**DATASET ENTRIES:**
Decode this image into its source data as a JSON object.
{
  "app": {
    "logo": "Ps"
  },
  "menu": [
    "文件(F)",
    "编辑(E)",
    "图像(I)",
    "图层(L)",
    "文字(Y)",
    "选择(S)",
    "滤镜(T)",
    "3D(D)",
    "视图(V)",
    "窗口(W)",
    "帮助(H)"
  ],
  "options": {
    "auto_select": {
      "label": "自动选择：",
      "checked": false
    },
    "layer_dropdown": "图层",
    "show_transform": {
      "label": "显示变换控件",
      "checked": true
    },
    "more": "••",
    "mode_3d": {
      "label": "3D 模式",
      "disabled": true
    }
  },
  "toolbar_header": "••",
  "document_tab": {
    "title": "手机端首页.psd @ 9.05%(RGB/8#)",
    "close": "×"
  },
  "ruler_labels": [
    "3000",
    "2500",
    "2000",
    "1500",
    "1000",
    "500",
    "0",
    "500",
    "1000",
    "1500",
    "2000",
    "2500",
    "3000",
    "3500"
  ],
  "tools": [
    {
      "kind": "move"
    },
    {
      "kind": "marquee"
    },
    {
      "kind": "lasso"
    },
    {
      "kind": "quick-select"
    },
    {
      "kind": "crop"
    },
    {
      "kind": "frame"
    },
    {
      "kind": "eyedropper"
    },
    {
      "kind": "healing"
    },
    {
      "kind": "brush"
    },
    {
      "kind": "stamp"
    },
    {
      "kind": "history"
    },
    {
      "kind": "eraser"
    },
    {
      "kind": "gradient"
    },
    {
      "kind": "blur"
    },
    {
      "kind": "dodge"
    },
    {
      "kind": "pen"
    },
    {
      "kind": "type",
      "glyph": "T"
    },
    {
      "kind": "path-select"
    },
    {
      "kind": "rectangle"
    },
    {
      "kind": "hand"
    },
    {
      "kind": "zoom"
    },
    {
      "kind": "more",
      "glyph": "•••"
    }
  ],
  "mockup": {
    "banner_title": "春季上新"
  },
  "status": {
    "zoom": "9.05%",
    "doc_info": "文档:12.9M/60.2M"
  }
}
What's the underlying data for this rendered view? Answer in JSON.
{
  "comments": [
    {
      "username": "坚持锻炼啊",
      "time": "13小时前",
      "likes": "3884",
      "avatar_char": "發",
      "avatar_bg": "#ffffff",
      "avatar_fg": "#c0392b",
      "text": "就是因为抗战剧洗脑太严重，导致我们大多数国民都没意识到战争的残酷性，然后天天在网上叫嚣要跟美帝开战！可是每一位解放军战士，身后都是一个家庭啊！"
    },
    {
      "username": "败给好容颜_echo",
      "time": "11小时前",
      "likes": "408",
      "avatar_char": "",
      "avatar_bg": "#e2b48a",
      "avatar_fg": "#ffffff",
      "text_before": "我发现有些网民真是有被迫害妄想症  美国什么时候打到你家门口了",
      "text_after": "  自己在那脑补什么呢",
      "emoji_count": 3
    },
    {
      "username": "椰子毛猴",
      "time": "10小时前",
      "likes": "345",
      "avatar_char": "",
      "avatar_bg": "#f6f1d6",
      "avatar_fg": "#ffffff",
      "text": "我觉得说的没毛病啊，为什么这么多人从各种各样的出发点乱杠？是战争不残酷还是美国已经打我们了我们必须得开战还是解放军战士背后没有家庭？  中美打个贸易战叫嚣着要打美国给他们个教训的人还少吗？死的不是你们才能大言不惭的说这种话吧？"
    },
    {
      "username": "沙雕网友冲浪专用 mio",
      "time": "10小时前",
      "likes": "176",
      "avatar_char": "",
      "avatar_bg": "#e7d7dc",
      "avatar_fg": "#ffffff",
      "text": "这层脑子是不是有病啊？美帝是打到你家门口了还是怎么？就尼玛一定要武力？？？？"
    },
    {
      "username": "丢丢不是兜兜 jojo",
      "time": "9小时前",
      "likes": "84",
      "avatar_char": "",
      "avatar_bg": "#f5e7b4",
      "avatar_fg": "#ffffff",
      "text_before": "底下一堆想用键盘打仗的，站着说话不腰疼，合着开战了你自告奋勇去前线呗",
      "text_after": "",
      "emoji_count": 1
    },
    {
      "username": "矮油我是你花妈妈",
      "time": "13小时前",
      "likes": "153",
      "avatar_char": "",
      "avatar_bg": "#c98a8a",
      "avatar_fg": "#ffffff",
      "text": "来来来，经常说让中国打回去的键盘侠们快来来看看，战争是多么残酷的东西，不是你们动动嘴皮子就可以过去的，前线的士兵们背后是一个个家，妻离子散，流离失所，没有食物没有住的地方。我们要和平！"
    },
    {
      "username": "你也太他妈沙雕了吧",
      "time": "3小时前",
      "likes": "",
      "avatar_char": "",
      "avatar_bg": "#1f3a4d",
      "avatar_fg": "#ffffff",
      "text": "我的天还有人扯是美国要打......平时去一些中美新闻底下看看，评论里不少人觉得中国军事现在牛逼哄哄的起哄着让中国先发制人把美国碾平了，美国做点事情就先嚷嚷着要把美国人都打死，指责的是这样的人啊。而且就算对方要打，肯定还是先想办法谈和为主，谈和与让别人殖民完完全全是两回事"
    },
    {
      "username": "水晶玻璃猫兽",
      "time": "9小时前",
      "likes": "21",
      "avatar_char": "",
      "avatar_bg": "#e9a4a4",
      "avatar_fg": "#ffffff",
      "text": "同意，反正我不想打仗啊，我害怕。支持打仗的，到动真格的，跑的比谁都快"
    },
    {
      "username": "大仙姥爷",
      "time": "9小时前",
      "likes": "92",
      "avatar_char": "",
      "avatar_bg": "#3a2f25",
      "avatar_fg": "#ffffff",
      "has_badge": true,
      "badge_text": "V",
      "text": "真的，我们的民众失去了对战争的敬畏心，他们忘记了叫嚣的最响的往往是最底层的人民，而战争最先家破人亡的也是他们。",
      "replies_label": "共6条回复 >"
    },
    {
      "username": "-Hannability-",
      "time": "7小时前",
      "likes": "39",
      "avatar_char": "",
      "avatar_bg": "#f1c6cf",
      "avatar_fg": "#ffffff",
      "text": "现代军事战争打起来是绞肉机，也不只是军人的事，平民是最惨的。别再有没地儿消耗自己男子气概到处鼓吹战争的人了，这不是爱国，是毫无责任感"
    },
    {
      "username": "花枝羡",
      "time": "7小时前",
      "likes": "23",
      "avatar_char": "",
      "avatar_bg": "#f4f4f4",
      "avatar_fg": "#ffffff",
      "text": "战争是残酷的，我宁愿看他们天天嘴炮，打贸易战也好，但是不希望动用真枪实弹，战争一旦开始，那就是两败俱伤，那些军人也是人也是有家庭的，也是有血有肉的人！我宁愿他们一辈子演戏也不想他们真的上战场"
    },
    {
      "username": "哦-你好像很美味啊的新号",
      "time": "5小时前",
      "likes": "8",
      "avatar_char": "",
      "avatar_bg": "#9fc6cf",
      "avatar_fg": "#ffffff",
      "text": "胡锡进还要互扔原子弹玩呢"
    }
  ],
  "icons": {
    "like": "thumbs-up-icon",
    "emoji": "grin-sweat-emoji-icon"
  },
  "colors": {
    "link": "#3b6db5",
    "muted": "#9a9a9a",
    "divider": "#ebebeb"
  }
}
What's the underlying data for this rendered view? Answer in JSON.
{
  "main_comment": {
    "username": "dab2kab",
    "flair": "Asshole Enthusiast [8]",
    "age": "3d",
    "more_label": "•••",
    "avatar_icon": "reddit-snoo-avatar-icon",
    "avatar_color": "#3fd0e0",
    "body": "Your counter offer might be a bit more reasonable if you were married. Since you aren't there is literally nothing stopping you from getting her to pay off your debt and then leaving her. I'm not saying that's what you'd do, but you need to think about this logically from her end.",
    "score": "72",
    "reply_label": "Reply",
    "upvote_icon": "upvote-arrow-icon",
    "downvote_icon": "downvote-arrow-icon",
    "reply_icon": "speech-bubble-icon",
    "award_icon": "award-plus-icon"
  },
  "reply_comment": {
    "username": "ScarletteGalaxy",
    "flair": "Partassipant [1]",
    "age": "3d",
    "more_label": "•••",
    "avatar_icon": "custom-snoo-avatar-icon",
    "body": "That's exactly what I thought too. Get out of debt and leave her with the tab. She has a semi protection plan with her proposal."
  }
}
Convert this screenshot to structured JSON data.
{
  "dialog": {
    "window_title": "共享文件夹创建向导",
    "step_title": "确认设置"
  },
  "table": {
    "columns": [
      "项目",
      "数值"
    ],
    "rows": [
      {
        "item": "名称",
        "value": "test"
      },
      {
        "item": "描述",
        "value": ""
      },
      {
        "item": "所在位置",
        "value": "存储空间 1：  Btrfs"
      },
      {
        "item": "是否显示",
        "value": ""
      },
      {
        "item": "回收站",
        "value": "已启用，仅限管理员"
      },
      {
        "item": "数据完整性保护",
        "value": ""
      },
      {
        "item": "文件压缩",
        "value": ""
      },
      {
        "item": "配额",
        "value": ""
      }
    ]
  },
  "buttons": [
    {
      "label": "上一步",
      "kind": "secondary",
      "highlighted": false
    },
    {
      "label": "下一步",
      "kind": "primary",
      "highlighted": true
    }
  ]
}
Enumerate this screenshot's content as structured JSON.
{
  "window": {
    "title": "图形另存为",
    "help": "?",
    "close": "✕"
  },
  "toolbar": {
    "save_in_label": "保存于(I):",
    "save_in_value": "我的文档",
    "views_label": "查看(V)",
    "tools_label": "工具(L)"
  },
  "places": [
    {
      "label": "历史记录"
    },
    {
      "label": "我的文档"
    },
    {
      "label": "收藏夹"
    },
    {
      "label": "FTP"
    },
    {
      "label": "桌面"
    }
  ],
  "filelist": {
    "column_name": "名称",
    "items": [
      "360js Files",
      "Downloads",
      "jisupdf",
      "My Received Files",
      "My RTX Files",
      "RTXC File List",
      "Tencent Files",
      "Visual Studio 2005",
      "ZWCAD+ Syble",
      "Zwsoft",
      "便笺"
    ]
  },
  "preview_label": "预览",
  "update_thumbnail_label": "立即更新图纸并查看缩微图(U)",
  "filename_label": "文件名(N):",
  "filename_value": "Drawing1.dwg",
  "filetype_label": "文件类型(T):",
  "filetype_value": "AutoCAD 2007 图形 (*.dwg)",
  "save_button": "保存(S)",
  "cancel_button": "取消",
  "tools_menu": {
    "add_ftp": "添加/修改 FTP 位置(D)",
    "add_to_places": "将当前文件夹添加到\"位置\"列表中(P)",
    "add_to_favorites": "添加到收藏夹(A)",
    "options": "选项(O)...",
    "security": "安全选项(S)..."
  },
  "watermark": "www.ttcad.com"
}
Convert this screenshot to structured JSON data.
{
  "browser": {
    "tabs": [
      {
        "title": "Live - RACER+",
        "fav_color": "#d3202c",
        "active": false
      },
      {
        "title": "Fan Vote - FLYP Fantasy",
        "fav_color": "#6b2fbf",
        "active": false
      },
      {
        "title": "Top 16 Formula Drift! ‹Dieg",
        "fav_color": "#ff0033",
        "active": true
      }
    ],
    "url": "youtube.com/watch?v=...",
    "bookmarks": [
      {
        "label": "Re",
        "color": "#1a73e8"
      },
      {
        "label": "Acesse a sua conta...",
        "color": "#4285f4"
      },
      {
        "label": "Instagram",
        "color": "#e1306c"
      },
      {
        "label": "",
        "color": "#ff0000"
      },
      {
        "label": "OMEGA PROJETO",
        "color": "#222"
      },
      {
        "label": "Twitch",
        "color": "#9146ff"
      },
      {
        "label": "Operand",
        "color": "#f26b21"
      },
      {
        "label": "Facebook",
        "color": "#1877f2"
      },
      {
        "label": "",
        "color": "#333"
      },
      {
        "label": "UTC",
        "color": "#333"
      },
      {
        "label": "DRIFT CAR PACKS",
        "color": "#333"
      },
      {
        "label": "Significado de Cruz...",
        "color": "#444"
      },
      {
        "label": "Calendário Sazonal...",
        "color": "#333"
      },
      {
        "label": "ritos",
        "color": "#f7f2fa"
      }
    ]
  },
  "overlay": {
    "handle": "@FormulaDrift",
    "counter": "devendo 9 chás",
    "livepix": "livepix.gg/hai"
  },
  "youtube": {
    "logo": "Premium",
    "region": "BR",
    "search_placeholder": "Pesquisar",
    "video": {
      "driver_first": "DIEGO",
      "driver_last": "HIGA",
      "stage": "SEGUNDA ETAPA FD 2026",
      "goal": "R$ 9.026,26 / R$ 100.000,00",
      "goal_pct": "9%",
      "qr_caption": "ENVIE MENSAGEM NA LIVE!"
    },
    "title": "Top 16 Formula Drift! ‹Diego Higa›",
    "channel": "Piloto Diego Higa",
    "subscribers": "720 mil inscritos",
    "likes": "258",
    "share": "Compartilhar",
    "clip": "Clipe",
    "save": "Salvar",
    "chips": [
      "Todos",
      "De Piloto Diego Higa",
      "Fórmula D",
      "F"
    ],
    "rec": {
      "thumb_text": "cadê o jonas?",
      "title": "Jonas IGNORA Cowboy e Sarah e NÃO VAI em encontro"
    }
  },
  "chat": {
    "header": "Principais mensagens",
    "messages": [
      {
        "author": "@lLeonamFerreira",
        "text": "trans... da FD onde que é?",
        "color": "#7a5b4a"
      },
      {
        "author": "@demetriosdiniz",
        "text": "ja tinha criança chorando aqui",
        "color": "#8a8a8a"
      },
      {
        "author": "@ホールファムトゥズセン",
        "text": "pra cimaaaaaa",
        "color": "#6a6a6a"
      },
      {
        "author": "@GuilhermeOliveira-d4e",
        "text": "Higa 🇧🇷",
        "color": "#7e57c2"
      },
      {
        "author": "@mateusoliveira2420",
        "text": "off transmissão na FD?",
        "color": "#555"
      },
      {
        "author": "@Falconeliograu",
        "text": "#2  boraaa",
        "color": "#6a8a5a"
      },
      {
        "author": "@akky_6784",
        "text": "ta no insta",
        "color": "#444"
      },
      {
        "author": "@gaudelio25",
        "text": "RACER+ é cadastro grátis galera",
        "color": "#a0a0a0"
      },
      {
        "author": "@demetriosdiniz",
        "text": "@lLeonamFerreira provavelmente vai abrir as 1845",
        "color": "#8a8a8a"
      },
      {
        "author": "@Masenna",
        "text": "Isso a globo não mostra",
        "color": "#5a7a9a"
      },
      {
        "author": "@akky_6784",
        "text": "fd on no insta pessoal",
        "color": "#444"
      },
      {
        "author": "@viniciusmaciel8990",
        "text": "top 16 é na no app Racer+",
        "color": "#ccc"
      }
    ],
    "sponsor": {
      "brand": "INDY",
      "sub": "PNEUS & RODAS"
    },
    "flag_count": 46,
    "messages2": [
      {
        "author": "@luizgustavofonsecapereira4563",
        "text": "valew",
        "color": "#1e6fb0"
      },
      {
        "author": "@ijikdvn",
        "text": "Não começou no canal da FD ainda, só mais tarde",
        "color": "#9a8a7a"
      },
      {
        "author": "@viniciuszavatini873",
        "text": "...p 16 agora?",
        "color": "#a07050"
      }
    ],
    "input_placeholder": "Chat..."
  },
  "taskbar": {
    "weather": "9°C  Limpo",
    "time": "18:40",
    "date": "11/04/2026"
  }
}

**REQUIREMENT:** Select every line of the records holding the string "arrow".

**SOLVED EXERCISE:**
    "upvote_icon": "upvote-arrow-icon",
    "downvote_icon": "downvote-arrow-icon",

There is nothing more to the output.